#### DATA

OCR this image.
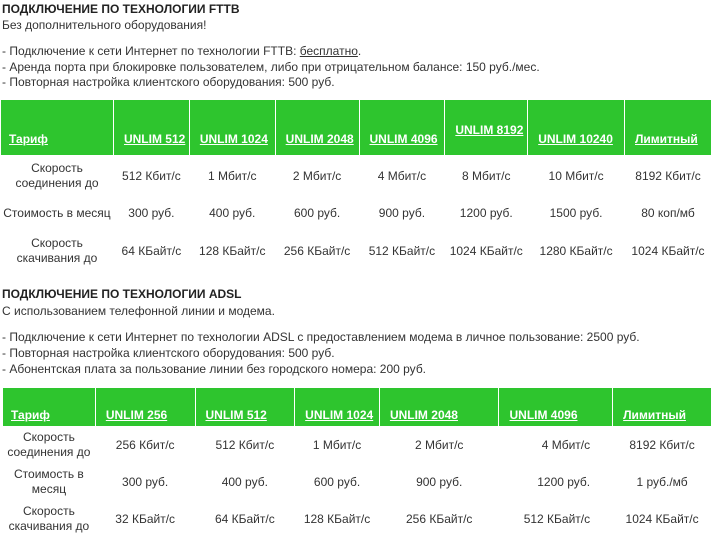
ПОДКЛЮЧЕНИЕ ПО ТЕХНОЛОГИИ FTTB
Без дополнительного оборудования!
- Подключение к сети Интернет по технологии FTTB: бесплатно.
- Аренда порта при блокировке пользователем, либо при отрицательном балансе: 150 руб./мес.
- Повторная настройка клиентского оборудования: 500 руб.
Тариф	UNLIM 512	UNLIM 1024	UNLIM 2048	UNLIM 4096	UNLIM 8192	UNLIM 10240	Лимитный
Скорость соединения до	512 Кбит/с	1 Мбит/с	2 Мбит/с	4 Мбит/с	8 Мбит/с	10 Мбит/с	8192 Кбит/с
Стоимость в месяц	300 руб.	400 руб.	600 руб.	900 руб.	1200 руб.	1500 руб.	80 коп/мб
Скорость скачивания до	64 КБайт/с	128 КБайт/с	256 КБайт/с	512 КБайт/с	1024 КБайт/с	1280 КБайт/с	1024 КБайт/с
ПОДКЛЮЧЕНИЕ ПО ТЕХНОЛОГИИ ADSL
С использованием телефонной линии и модема.
- Подключение к сети Интернет по технологии ADSL с предоставлением модема в личное пользование: 2500 руб.
- Повторная настройка клиентского оборудования: 500 руб.
- Абонентская плата за пользование линии без городского номера: 200 руб.
Тариф	UNLIM 256	UNLIM 512	UNLIM 1024	UNLIM 2048	UNLIM 4096	Лимитный
Скорость соединения до	256 Кбит/с	512 Кбит/с	1 Мбит/с	2 Мбит/с	4 Мбит/с	8192 Кбит/с
Стоимость в месяц	300 руб.	400 руб.	600 руб.	900 руб.	1200 руб.	1 руб./мб
Скорость скачивания до	32 КБайт/с	64 КБайт/с	128 КБайт/с	256 КБайт/с	512 КБайт/с	1024 КБайт/с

########

## GIVEN EXERCISE
Search the data for the string "Скорость" and copy each line where it appears.

## EXERCISE SOLUTION
Скорость соединения до	512 Кбит/с	1 Мбит/с	2 Мбит/с	4 Мбит/с	8 Мбит/с	10 Мбит/с	8192 Кбит/с
Скорость скачивания до	64 КБайт/с	128 КБайт/с	256 КБайт/с	512 КБайт/с	1024 КБайт/с	1280 КБайт/с	1024 КБайт/с
Скорость соединения до	256 Кбит/с	512 Кбит/с	1 Мбит/с	2 Мбит/с	4 Мбит/с	8192 Кбит/с
Скорость скачивания до	32 КБайт/с	64 КБайт/с	128 КБайт/с	256 КБайт/с	512 КБайт/с	1024 КБайт/с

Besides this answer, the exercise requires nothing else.